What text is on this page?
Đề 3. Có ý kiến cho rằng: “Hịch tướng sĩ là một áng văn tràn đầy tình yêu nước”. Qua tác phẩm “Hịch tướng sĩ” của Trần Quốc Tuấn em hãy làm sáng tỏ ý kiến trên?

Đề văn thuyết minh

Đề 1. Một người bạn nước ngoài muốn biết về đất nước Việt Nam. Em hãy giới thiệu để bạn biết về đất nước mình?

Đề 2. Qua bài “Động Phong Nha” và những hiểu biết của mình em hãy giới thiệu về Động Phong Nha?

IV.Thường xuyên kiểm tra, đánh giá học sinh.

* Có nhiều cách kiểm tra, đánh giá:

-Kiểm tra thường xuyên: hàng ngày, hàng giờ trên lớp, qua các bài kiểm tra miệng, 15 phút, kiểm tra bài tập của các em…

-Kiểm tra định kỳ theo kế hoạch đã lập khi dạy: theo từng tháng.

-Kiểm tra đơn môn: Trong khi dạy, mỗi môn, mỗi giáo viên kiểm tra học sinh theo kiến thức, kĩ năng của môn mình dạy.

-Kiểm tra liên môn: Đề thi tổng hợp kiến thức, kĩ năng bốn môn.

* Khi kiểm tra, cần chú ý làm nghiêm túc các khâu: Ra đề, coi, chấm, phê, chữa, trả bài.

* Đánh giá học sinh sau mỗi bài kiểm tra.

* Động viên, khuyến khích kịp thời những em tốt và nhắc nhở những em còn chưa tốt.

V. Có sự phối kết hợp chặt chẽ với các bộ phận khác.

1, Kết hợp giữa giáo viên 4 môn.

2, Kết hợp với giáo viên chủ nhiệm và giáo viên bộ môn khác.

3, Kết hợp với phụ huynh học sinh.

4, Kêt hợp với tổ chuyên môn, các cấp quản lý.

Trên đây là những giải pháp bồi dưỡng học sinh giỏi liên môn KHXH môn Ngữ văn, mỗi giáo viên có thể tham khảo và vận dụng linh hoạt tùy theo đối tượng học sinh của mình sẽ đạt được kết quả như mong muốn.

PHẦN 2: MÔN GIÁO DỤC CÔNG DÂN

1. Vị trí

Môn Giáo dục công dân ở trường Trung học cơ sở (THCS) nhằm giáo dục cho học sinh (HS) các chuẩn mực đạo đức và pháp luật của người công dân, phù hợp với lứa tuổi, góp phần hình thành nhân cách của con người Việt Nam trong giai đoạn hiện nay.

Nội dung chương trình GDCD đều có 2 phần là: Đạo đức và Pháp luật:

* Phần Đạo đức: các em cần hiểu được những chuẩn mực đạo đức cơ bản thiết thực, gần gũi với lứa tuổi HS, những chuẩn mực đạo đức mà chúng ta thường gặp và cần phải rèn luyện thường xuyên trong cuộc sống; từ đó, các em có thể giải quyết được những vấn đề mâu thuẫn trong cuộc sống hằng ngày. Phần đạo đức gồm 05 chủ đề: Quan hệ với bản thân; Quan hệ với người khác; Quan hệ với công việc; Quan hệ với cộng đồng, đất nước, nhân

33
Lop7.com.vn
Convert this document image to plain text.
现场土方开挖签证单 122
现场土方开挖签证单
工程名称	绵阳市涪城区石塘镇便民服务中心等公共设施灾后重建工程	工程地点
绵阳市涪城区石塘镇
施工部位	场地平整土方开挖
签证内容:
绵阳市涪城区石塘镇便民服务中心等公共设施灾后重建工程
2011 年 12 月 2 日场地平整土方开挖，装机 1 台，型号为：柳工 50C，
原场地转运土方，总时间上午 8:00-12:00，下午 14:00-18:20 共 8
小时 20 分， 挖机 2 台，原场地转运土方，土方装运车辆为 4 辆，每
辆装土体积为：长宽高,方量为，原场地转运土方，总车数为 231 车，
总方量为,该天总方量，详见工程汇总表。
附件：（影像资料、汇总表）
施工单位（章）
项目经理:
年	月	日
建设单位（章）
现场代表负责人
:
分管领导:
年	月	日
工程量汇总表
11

------------------------------------

## Required work
Transcribe all of the lines in the records precisely.

## Task solution
What text is on this page?
Đề 3. Có ý kiến cho rằng: “Hịch tướng sĩ là một áng văn tràn đầy tình yêu nước”. Qua tác phẩm “Hịch tướng sĩ” của Trần Quốc Tuấn em hãy làm sáng tỏ ý kiến trên?

Đề văn thuyết minh

Đề 1. Một người bạn nước ngoài muốn biết về đất nước Việt Nam. Em hãy giới thiệu để bạn biết về đất nước mình?

Đề 2. Qua bài “Động Phong Nha” và những hiểu biết của mình em hãy giới thiệu về Động Phong Nha?

IV.Thường xuyên kiểm tra, đánh giá học sinh.

* Có nhiều cách kiểm tra, đánh giá:

-Kiểm tra thường xuyên: hàng ngày, hàng giờ trên lớp, qua các bài kiểm tra miệng, 15 phút, kiểm tra bài tập của các em…

-Kiểm tra định kỳ theo kế hoạch đã lập khi dạy: theo từng tháng.

-Kiểm tra đơn môn: Trong khi dạy, mỗi môn, mỗi giáo viên kiểm tra học sinh theo kiến thức, kĩ năng của môn mình dạy.

-Kiểm tra liên môn: Đề thi tổng hợp kiến thức, kĩ năng bốn môn.

* Khi kiểm tra, cần chú ý làm nghiêm túc các khâu: Ra đề, coi, chấm, phê, chữa, trả bài.

* Đánh giá học sinh sau mỗi bài kiểm tra.

* Động viên, khuyến khích kịp thời những em tốt và nhắc nhở những em còn chưa tốt.

V. Có sự phối kết hợp chặt chẽ với các bộ phận khác.

1, Kết hợp giữa giáo viên 4 môn.

2, Kết hợp với giáo viên chủ nhiệm và giáo viên bộ môn khác.

3, Kết hợp với phụ huynh học sinh.

4, Kêt hợp với tổ chuyên môn, các cấp quản lý.

Trên đây là những giải pháp bồi dưỡng học sinh giỏi liên môn KHXH môn Ngữ văn, mỗi giáo viên có thể tham khảo và vận dụng linh hoạt tùy theo đối tượng học sinh của mình sẽ đạt được kết quả như mong muốn.

PHẦN 2: MÔN GIÁO DỤC CÔNG DÂN

1. Vị trí

Môn Giáo dục công dân ở trường Trung học cơ sở (THCS) nhằm giáo dục cho học sinh (HS) các chuẩn mực đạo đức và pháp luật của người công dân, phù hợp với lứa tuổi, góp phần hình thành nhân cách của con người Việt Nam trong giai đoạn hiện nay.

Nội dung chương trình GDCD đều có 2 phần là: Đạo đức và Pháp luật:

* Phần Đạo đức: các em cần hiểu được những chuẩn mực đạo đức cơ bản thiết thực, gần gũi với lứa tuổi HS, những chuẩn mực đạo đức mà chúng ta thường gặp và cần phải rèn luyện thường xuyên trong cuộc sống; từ đó, các em có thể giải quyết được những vấn đề mâu thuẫn trong cuộc sống hằng ngày. Phần đạo đức gồm 05 chủ đề: Quan hệ với bản thân; Quan hệ với người khác; Quan hệ với công việc; Quan hệ với cộng đồng, đất nước, nhân

33
Lop7.com.vn
Convert this document image to plain text.
现场土方开挖签证单 122
现场土方开挖签证单
工程名称	绵阳市涪城区石塘镇便民服务中心等公共设施灾后重建工程	工程地点
绵阳市涪城区石塘镇
施工部位	场地平整土方开挖
签证内容:
绵阳市涪城区石塘镇便民服务中心等公共设施灾后重建工程
2011 年 12 月 2 日场地平整土方开挖，装机 1 台，型号为：柳工 50C，
原场地转运土方，总时间上午 8:00-12:00，下午 14:00-18:20 共 8
小时 20 分， 挖机 2 台，原场地转运土方，土方装运车辆为 4 辆，每
辆装土体积为：长宽高,方量为，原场地转运土方，总车数为 231 车，
总方量为,该天总方量，详见工程汇总表。
附件：（影像资料、汇总表）
施工单位（章）
项目经理:
年	月	日
建设单位（章）
现场代表负责人
:
分管领导:
年	月	日
工程量汇总表
11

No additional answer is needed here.